- What you have to do
Keep the pictures out of the copy and print all the entries below exactly.

- Task input
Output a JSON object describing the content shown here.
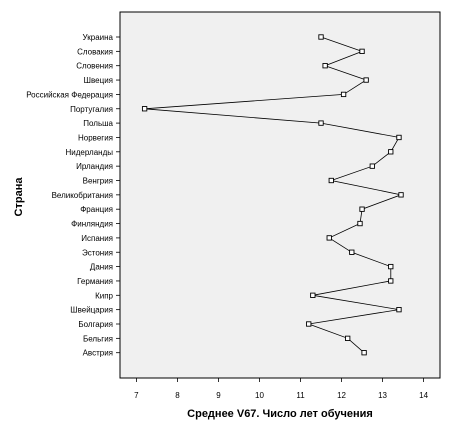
{
  "chart_data": {
    "type": "line",
    "orientation": "horizontal",
    "xlabel": "Среднее V67. Число лет обучения",
    "ylabel": "Страна",
    "xlim": [
      6.6,
      14.4
    ],
    "xticks": [
      7,
      8,
      9,
      10,
      11,
      12,
      13,
      14
    ],
    "grid": false,
    "categories": [
      "Украина",
      "Словакия",
      "Словения",
      "Швеция",
      "Российская Федерация",
      "Португалия",
      "Польша",
      "Норвегия",
      "Нидерланды",
      "Ирландия",
      "Венгрия",
      "Великобритания",
      "Франция",
      "Финляндия",
      "Испания",
      "Эстония",
      "Дания",
      "Германия",
      "Кипр",
      "Швейцария",
      "Болгария",
      "Бельгия",
      "Австрия"
    ],
    "values": [
      11.5,
      12.5,
      11.6,
      12.6,
      12.05,
      7.2,
      11.5,
      13.4,
      13.2,
      12.75,
      11.75,
      13.45,
      12.5,
      12.45,
      11.7,
      12.25,
      13.2,
      13.2,
      11.3,
      13.4,
      11.2,
      12.15,
      12.55
    ]
  }
}
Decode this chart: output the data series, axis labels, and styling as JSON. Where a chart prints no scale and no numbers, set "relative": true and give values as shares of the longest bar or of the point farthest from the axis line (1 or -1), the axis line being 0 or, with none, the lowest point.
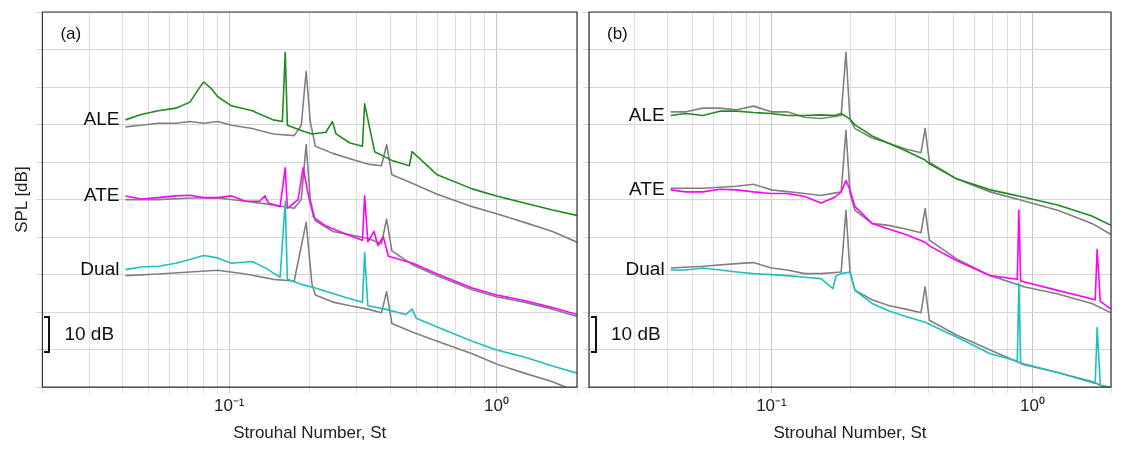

- Result below
Output a JSON object describing the content shown here.
{
  "chart_data": {
    "type": "line",
    "orientation": "horizontal",
    "xlabel": "Среднее V67. Число лет обучения",
    "ylabel": "Страна",
    "xlim": [
      6.6,
      14.4
    ],
    "xticks": [
      7,
      8,
      9,
      10,
      11,
      12,
      13,
      14
    ],
    "grid": false,
    "categories": [
      "Украина",
      "Словакия",
      "Словения",
      "Швеция",
      "Российская Федерация",
      "Португалия",
      "Польша",
      "Норвегия",
      "Нидерланды",
      "Ирландия",
      "Венгрия",
      "Великобритания",
      "Франция",
      "Финляндия",
      "Испания",
      "Эстония",
      "Дания",
      "Германия",
      "Кипр",
      "Швейцария",
      "Болгария",
      "Бельгия",
      "Австрия"
    ],
    "values": [
      11.5,
      12.5,
      11.6,
      12.6,
      12.05,
      7.2,
      11.5,
      13.4,
      13.2,
      12.75,
      11.75,
      13.45,
      12.5,
      12.45,
      11.7,
      12.25,
      13.2,
      13.2,
      11.3,
      13.4,
      11.2,
      12.15,
      12.55
    ]
  }
}
Decode this chart: output the data series, axis labels, and styling as JSON. Where a chart prints no scale and no numbers, set "relative": true and give values as shares of the longest bar or of the point farthest from the axis line (1 or -1), the axis line being 0 or, with none, the lowest point.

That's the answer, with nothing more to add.